Work out how many lines have "circle" in them. Give only that number.

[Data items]

________________________________________

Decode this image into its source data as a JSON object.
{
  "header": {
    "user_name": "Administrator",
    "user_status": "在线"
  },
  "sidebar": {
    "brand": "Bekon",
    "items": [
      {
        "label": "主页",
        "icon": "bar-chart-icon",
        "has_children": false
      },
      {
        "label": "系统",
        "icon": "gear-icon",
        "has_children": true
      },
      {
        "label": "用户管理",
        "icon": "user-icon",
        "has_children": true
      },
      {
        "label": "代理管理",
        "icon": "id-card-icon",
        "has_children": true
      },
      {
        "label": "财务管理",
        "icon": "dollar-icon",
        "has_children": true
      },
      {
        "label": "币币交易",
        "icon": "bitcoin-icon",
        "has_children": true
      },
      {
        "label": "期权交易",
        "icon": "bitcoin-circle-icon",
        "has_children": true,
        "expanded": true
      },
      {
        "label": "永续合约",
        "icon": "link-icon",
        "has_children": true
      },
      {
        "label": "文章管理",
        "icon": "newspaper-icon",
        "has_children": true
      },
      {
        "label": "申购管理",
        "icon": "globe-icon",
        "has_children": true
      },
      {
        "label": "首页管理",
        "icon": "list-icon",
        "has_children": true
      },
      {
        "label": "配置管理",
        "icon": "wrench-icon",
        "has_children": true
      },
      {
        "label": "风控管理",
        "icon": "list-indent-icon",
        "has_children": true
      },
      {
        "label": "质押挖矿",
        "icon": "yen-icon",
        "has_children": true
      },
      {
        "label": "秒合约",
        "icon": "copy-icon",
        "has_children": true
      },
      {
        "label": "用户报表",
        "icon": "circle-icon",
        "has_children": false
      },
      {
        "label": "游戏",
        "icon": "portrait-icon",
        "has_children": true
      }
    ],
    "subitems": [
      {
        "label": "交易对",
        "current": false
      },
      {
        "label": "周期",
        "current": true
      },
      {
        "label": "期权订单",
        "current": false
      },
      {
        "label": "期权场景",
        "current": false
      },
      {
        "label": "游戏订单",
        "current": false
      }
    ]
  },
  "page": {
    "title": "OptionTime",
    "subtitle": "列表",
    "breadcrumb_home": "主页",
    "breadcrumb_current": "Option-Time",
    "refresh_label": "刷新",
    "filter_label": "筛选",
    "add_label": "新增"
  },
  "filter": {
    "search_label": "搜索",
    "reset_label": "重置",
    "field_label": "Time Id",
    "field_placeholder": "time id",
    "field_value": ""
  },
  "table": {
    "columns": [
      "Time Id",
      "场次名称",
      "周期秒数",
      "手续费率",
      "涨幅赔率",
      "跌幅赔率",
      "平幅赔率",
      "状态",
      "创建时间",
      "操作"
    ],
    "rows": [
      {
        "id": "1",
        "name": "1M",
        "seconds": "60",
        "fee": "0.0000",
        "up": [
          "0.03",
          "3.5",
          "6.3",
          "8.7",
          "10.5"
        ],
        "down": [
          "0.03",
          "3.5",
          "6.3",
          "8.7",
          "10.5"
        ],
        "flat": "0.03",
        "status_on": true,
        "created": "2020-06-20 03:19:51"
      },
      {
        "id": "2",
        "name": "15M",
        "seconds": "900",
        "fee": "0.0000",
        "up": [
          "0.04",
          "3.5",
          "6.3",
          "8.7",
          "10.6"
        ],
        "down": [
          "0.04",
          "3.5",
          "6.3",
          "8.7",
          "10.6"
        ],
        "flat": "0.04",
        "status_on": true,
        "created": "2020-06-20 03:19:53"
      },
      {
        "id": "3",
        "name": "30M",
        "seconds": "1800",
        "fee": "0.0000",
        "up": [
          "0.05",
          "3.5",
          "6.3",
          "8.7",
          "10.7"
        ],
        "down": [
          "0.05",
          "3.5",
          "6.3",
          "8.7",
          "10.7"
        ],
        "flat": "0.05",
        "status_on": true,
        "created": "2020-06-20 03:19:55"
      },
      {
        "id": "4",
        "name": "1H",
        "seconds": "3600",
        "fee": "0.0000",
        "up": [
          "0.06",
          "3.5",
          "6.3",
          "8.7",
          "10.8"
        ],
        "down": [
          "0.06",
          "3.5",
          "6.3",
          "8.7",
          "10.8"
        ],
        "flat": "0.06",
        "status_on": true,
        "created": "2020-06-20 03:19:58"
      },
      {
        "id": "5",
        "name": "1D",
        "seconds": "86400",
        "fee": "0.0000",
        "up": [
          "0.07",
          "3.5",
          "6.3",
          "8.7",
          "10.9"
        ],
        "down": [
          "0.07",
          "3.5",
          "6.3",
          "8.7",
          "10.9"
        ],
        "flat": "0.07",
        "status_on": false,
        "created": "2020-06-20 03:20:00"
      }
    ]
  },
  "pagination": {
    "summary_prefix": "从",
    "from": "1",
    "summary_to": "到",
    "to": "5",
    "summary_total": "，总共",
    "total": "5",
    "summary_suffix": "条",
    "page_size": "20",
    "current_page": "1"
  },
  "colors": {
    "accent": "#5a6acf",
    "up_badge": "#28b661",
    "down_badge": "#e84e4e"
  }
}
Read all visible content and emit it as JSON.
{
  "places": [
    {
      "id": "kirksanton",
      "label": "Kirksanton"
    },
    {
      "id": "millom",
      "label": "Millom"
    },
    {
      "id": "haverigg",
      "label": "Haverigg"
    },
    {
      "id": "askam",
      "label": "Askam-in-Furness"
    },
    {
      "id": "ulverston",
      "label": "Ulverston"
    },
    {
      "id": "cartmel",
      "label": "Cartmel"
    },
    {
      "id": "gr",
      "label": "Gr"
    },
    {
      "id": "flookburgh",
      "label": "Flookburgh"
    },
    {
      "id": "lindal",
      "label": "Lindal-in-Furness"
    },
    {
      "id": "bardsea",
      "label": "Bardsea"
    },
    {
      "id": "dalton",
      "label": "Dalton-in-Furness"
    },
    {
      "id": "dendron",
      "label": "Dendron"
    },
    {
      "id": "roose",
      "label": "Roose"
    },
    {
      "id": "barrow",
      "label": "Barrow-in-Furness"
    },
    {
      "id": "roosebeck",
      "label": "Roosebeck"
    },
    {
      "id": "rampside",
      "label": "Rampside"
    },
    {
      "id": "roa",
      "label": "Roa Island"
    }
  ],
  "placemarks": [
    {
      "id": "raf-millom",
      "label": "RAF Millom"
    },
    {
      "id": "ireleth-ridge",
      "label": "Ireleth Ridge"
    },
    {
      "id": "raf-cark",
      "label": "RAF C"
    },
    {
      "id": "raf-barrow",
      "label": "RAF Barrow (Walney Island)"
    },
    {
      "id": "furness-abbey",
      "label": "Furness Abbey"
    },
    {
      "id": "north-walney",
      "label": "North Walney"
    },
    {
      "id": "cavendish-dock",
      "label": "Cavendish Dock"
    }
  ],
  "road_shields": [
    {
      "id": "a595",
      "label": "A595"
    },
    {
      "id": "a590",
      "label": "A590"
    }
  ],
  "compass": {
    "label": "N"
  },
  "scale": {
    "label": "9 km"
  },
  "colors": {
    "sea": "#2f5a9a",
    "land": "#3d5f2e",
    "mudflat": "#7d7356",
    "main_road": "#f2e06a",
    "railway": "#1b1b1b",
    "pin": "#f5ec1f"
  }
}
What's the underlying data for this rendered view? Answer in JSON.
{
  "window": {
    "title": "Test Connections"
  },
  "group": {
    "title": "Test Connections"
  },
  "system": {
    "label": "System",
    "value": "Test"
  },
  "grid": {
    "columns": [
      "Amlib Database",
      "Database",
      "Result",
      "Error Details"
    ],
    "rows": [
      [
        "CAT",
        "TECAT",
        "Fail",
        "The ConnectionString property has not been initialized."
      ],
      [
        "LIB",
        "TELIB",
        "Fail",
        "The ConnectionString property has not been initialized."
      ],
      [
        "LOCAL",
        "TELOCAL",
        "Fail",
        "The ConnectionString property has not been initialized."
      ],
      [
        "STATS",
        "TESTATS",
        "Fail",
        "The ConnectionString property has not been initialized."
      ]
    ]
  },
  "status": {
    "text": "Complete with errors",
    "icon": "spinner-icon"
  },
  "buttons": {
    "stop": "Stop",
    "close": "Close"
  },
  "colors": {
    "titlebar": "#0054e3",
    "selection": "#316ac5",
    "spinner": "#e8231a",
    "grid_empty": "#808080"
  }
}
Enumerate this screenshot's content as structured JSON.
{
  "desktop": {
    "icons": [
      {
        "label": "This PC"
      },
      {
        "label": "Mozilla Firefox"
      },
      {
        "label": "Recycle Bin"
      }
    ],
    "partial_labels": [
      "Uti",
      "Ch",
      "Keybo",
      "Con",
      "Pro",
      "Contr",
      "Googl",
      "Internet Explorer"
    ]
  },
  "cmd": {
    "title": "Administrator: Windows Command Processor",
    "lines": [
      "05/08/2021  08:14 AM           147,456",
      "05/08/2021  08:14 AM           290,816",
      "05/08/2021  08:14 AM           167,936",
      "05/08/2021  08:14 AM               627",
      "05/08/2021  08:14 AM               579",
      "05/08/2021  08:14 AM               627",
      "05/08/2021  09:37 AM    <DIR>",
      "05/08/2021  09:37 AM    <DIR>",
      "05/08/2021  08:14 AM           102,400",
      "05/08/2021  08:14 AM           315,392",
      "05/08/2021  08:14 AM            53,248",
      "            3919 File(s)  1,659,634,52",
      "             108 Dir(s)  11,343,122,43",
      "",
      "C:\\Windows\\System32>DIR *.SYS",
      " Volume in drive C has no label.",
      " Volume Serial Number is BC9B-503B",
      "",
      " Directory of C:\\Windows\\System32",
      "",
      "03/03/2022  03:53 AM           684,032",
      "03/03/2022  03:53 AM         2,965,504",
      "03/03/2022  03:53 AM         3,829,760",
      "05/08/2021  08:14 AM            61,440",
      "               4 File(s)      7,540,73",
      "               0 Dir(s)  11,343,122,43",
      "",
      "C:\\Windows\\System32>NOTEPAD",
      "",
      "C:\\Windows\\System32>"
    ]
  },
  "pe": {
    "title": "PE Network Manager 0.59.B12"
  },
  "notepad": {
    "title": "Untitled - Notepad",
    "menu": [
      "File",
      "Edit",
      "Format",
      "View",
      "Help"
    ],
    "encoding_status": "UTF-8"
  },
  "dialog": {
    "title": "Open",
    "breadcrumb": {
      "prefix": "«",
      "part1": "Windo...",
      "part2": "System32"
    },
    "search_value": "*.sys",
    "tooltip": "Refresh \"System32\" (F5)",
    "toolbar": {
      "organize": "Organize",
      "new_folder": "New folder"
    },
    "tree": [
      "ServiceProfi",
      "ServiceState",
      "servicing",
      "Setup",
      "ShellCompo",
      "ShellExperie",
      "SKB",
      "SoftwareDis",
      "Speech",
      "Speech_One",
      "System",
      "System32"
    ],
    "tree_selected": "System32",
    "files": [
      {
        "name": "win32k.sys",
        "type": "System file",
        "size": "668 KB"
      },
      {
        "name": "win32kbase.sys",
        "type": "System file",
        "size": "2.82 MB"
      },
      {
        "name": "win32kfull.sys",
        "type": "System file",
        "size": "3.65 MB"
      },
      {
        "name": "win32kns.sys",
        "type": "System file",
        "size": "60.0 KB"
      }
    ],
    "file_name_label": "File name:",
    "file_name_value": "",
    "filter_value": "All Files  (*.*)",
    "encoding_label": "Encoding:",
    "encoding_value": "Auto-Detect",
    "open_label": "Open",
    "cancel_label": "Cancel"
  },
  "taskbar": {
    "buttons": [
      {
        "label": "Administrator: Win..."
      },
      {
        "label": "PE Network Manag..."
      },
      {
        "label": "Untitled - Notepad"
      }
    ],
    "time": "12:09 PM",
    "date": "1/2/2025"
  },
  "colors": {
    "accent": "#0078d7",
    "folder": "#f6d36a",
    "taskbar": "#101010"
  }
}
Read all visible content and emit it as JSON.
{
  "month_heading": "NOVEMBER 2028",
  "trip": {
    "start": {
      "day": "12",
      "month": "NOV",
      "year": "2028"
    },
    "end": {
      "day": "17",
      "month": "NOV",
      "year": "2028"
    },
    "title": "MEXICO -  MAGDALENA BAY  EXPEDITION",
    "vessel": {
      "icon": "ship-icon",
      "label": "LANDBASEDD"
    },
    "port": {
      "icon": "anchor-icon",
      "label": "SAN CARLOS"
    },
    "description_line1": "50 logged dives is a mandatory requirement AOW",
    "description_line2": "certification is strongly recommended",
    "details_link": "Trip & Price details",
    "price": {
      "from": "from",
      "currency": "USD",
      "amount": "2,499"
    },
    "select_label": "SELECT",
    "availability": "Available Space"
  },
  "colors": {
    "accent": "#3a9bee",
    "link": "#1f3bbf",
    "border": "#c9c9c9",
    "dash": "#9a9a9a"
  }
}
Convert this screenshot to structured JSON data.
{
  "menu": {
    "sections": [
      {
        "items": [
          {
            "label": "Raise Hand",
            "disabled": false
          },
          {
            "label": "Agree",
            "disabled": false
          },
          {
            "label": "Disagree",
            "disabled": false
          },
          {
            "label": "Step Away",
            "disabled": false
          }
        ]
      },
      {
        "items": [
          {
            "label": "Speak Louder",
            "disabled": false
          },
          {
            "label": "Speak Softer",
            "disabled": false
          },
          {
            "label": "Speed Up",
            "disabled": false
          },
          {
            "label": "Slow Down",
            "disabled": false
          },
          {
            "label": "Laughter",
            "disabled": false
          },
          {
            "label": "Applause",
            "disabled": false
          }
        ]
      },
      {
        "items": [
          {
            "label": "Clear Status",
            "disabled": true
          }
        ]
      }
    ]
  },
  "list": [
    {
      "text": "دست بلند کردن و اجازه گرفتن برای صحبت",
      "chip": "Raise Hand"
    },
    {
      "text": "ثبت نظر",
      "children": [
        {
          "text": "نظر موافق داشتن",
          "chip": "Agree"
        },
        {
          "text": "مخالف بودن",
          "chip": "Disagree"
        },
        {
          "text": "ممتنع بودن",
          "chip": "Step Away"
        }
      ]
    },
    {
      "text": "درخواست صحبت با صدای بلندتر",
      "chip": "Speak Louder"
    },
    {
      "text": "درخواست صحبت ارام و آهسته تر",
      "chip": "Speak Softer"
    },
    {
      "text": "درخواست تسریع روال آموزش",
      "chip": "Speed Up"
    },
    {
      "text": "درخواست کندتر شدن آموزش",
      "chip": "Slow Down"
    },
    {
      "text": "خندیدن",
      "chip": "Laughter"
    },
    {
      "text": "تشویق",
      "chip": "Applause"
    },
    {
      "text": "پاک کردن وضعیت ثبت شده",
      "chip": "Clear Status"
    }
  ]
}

________________________________________

Final result
2